(Records from a data source):

start

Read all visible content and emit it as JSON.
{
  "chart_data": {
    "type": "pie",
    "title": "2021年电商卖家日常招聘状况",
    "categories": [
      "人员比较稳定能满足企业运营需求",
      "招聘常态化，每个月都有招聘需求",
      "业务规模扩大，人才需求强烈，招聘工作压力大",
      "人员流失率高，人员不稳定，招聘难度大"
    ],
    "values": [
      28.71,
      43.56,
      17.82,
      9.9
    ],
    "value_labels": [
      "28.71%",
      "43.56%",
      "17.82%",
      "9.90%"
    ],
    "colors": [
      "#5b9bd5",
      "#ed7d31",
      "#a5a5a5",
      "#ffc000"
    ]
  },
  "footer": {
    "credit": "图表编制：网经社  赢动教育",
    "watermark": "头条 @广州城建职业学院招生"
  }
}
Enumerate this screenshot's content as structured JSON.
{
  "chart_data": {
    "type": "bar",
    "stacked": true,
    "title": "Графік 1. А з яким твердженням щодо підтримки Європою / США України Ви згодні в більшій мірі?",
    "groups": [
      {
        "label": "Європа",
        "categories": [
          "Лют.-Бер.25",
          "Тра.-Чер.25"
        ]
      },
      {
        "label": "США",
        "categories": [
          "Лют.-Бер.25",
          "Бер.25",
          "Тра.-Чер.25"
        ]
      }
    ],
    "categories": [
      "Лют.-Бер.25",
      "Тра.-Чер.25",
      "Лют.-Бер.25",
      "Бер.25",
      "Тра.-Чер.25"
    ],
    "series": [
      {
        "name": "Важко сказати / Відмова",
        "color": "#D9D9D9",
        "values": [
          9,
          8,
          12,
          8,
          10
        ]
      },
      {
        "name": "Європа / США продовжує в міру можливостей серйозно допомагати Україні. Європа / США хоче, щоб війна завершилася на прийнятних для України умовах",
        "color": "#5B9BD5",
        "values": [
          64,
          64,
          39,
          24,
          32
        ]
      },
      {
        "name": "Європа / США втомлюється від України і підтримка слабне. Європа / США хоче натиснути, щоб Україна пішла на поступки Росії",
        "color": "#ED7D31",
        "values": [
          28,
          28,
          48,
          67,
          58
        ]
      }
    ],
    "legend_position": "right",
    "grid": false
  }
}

end

Go through the data and count each line that has the word "хоче", then give the total alone.

2